» **SET PROBLEM**: Scan the records for the word "JSON". Copy each line that includes it.

» **PROVIDED DATA**:
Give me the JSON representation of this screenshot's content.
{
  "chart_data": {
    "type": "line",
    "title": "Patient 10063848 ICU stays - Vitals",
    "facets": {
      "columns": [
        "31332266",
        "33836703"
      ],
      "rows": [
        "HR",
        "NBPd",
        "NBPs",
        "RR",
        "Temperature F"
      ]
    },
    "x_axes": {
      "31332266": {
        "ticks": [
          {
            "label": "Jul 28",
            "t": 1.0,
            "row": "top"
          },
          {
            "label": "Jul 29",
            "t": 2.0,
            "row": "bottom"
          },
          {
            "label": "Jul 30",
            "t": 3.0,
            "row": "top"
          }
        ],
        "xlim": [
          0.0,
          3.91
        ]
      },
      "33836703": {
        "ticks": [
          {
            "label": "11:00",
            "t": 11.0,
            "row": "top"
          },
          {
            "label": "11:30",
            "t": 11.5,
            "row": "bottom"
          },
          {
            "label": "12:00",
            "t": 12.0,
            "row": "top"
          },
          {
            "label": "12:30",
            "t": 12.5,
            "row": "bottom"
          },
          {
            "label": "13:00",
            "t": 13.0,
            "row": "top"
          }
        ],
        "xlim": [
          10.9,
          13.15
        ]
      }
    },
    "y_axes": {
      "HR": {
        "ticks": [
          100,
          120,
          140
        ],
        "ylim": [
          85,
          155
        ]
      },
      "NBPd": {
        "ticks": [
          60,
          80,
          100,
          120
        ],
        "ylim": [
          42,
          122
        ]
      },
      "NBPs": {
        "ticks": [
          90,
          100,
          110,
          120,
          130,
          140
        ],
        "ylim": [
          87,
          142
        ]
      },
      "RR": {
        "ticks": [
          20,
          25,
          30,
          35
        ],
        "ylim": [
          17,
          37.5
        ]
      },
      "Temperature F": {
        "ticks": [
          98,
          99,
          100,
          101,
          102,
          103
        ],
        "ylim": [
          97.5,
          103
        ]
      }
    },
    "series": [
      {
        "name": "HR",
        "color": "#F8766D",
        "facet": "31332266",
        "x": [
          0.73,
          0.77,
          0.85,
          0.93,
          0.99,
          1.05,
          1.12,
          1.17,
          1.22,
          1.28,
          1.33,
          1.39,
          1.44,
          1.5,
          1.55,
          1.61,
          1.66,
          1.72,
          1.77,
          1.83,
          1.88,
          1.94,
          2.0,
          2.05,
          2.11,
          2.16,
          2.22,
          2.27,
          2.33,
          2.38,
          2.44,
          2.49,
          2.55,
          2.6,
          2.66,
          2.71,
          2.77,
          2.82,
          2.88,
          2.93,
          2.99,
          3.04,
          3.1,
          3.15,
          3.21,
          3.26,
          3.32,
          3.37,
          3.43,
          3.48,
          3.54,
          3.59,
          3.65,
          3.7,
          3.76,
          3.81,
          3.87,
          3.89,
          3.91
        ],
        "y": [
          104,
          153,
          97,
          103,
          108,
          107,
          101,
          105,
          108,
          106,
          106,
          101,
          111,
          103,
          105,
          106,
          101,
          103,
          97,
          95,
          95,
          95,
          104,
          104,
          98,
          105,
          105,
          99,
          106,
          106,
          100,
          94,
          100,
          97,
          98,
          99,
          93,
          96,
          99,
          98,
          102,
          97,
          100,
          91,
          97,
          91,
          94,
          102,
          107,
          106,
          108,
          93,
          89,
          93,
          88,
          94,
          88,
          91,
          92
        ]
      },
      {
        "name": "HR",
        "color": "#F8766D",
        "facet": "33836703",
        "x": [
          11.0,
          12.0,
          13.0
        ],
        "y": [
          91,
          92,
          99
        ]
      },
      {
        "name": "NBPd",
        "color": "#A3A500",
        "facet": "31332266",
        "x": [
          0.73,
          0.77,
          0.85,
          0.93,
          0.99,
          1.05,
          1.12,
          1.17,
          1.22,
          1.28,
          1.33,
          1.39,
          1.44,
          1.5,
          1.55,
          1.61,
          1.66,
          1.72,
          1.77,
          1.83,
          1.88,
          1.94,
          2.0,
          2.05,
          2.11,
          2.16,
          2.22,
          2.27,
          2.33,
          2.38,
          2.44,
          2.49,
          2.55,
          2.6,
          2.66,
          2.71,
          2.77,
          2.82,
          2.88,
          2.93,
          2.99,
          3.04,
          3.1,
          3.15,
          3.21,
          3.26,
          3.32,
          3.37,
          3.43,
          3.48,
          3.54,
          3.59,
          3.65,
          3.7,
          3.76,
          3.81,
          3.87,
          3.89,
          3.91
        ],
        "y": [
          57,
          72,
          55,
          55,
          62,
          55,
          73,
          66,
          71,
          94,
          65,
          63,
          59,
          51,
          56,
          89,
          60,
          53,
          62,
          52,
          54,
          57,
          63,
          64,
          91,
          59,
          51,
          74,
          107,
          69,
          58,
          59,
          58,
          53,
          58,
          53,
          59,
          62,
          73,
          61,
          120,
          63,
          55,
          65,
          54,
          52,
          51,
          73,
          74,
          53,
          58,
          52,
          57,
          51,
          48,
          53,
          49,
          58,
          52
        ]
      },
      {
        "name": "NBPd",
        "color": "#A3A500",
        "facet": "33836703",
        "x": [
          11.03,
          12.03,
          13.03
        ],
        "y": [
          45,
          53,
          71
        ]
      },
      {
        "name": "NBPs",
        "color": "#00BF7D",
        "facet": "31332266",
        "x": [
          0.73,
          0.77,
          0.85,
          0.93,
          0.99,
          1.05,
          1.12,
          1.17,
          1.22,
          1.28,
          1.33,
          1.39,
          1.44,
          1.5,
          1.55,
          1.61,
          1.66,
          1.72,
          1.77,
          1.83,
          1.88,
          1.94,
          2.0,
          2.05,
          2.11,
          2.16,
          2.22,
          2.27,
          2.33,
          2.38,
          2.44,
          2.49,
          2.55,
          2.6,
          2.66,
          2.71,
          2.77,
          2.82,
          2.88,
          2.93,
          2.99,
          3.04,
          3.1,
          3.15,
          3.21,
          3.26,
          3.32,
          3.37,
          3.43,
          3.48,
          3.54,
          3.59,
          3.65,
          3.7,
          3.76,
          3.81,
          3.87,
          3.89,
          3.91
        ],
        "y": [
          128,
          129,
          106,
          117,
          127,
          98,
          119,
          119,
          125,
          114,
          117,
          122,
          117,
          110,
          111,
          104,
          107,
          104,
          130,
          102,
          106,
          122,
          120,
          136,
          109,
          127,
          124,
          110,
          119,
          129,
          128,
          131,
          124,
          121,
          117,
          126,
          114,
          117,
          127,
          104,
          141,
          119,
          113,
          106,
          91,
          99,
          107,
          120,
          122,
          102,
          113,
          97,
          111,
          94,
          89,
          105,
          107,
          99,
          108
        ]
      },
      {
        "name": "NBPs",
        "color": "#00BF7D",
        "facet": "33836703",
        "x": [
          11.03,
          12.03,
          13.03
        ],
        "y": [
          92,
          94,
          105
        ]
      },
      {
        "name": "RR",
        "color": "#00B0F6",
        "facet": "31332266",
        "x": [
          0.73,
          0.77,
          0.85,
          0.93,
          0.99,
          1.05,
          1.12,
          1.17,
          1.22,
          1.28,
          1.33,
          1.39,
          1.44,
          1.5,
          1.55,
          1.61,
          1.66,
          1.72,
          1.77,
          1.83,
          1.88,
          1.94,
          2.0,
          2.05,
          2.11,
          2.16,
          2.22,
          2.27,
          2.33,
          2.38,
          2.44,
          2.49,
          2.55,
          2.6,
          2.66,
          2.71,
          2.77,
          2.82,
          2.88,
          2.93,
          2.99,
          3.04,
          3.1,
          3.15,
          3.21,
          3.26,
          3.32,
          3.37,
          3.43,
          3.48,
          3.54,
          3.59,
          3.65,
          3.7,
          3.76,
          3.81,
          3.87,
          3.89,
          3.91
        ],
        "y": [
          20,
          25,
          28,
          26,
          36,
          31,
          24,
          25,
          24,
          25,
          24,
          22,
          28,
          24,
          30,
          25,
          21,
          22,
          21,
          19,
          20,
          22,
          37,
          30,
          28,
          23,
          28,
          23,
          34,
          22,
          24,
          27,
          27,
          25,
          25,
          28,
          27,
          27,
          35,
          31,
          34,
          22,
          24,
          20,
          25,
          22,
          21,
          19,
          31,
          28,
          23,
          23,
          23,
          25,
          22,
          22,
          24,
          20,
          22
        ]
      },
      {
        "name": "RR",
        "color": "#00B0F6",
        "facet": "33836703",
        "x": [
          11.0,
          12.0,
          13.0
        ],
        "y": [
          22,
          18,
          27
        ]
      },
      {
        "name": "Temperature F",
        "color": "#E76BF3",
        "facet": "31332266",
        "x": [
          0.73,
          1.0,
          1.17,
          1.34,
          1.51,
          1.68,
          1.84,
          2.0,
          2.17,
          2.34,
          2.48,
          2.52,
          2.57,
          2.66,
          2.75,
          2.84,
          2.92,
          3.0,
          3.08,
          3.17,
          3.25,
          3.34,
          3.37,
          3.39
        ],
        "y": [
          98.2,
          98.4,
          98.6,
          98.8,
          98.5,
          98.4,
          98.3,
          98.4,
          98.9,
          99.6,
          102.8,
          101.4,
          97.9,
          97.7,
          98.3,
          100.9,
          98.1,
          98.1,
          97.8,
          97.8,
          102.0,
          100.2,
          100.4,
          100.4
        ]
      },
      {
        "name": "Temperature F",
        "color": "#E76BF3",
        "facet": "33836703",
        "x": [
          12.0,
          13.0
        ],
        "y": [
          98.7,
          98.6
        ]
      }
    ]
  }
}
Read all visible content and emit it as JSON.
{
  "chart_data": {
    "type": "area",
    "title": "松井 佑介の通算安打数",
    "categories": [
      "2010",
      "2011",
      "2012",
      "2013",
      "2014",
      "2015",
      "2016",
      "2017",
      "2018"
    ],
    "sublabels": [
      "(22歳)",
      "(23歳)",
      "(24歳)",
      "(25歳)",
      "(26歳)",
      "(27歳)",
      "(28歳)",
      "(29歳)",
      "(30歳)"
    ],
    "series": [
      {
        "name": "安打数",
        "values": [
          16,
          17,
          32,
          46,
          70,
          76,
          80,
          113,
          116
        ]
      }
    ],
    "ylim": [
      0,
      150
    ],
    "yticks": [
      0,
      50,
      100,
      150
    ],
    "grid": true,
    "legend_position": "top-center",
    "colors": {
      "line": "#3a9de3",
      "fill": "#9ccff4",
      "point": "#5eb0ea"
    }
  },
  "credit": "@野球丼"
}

» **THE REPLY**:
Give me the JSON representation of this screenshot's content.
Read all visible content and emit it as JSON.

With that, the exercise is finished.